• Required task: Take every line where the string "title" appears and copy it.

• Records shown:
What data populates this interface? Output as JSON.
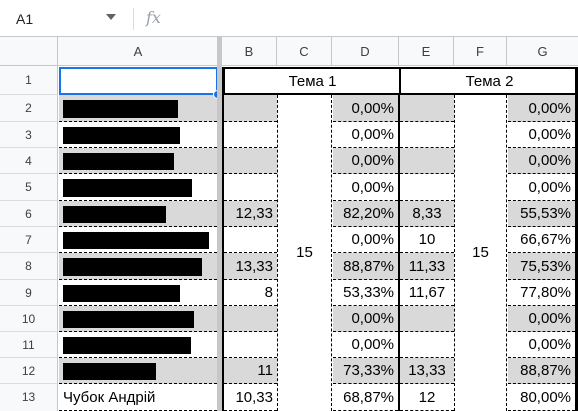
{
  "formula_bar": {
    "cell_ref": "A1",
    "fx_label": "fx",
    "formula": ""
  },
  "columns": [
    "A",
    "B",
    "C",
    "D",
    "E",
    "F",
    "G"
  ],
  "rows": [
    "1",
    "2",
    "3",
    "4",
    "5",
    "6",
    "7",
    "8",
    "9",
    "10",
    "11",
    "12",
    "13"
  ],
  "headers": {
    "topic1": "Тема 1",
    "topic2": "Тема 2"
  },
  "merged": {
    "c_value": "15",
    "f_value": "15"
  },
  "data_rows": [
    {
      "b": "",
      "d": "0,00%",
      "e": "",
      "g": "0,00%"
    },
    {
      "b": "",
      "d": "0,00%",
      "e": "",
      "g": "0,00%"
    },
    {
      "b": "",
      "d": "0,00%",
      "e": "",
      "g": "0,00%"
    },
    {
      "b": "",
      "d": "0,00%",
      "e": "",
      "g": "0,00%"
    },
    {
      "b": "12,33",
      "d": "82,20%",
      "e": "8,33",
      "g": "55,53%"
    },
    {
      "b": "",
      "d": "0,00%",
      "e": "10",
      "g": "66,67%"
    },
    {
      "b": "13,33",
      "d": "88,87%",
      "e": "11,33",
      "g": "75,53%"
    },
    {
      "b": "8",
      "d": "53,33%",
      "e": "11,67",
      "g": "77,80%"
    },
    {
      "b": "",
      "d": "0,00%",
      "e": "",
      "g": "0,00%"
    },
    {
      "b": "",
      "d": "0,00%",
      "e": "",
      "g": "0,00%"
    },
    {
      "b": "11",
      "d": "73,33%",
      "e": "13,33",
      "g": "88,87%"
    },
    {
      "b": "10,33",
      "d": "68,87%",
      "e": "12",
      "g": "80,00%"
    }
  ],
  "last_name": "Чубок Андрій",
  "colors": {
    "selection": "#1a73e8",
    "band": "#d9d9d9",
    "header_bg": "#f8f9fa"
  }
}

* * *

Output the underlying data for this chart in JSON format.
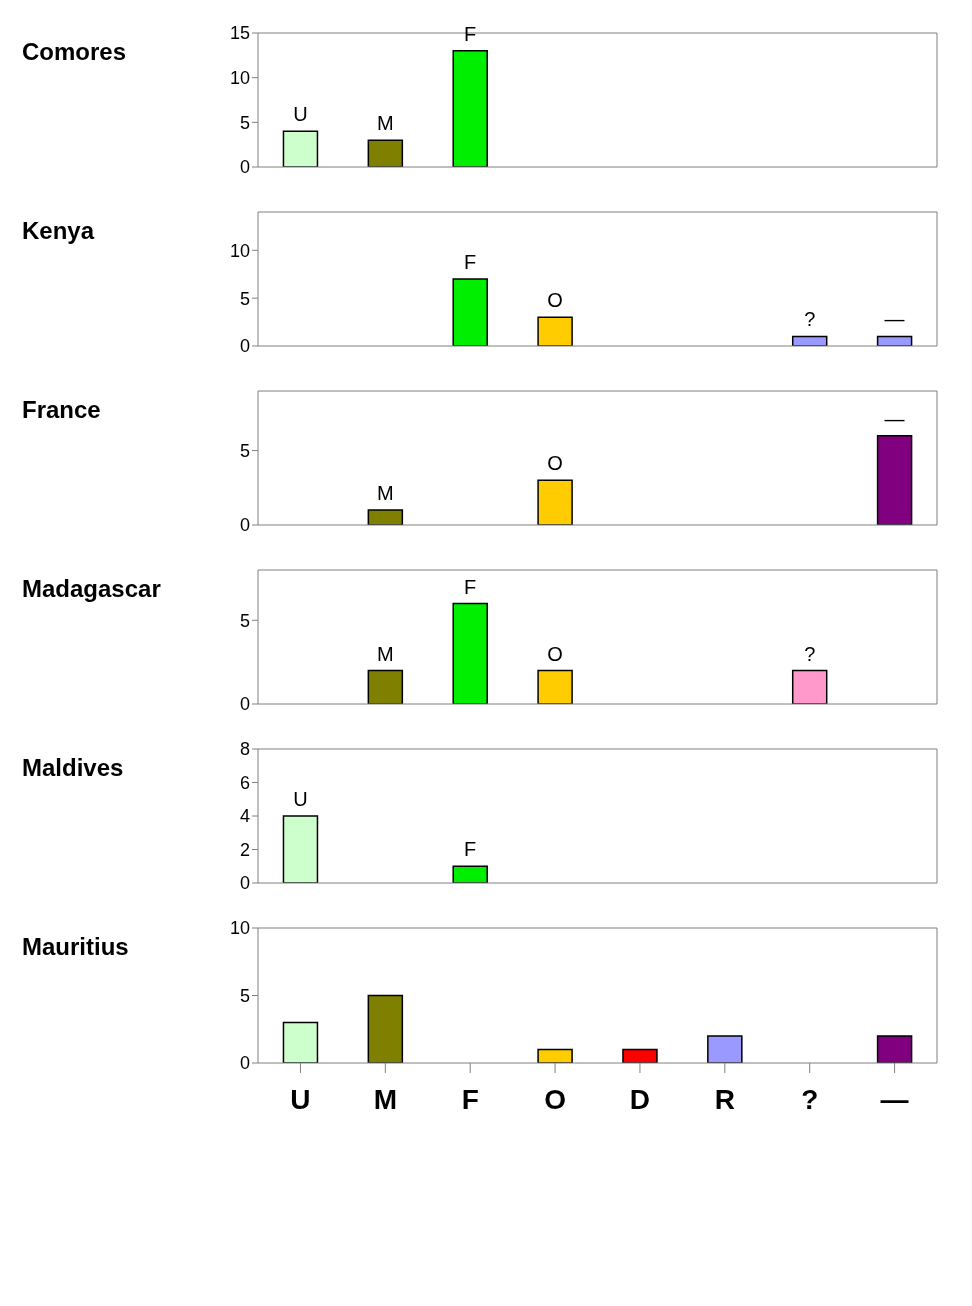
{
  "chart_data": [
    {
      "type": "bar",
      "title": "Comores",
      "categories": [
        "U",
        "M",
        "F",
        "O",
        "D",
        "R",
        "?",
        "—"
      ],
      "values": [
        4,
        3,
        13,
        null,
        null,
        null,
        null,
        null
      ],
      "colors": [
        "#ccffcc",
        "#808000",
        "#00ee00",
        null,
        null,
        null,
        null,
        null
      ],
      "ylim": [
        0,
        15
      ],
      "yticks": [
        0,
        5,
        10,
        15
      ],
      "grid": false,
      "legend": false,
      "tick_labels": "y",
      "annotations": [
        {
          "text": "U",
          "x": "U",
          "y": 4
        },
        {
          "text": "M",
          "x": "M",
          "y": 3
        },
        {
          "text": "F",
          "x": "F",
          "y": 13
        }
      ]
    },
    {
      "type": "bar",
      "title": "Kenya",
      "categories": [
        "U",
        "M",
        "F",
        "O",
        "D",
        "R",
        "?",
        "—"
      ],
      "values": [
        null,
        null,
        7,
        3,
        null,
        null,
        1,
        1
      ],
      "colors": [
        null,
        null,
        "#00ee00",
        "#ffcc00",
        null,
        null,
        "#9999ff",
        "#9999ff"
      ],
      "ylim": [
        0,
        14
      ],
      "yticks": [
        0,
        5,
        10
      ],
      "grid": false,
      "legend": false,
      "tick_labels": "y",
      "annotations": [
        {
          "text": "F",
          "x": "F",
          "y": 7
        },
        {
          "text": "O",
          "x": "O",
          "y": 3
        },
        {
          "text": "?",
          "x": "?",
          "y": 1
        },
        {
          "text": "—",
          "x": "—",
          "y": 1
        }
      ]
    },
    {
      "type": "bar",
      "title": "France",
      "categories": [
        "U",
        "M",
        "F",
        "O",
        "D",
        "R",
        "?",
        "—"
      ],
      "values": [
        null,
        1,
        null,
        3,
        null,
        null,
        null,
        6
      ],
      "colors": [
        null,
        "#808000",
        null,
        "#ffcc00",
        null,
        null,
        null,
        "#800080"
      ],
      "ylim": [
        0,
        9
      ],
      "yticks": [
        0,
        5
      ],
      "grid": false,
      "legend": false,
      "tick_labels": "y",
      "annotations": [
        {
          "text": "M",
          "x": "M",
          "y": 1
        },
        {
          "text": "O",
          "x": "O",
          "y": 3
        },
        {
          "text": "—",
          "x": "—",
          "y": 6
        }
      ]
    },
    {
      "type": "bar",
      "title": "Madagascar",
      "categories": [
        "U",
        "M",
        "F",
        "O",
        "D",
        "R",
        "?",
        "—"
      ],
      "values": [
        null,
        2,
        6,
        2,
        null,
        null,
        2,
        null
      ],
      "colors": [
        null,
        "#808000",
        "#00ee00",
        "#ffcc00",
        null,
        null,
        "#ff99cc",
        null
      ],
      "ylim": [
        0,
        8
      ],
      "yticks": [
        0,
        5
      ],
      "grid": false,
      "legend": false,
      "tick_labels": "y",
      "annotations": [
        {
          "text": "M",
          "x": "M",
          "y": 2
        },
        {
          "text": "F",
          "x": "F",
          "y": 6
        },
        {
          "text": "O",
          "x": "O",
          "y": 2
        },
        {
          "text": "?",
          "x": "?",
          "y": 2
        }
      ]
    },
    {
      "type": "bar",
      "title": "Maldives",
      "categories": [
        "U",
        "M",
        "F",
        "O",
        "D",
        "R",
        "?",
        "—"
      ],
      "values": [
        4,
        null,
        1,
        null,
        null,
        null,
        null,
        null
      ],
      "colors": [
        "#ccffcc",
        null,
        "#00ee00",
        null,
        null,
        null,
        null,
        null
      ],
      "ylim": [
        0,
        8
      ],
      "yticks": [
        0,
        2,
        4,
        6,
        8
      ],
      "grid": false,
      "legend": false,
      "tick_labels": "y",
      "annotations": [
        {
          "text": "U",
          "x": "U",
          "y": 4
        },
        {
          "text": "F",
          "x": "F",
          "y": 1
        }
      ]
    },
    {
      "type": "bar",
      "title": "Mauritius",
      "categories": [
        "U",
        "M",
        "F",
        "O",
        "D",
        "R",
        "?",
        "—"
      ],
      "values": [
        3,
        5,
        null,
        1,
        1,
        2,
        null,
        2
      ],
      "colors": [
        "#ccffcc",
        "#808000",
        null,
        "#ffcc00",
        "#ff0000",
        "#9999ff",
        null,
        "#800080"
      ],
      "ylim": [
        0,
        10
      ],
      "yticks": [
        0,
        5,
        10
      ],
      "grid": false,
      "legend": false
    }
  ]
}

• Result of this exercise:
      "title": "Comores",
      "title": "Kenya",
      "title": "France",
      "title": "Madagascar",
      "title": "Maldives",
      "title": "Mauritius",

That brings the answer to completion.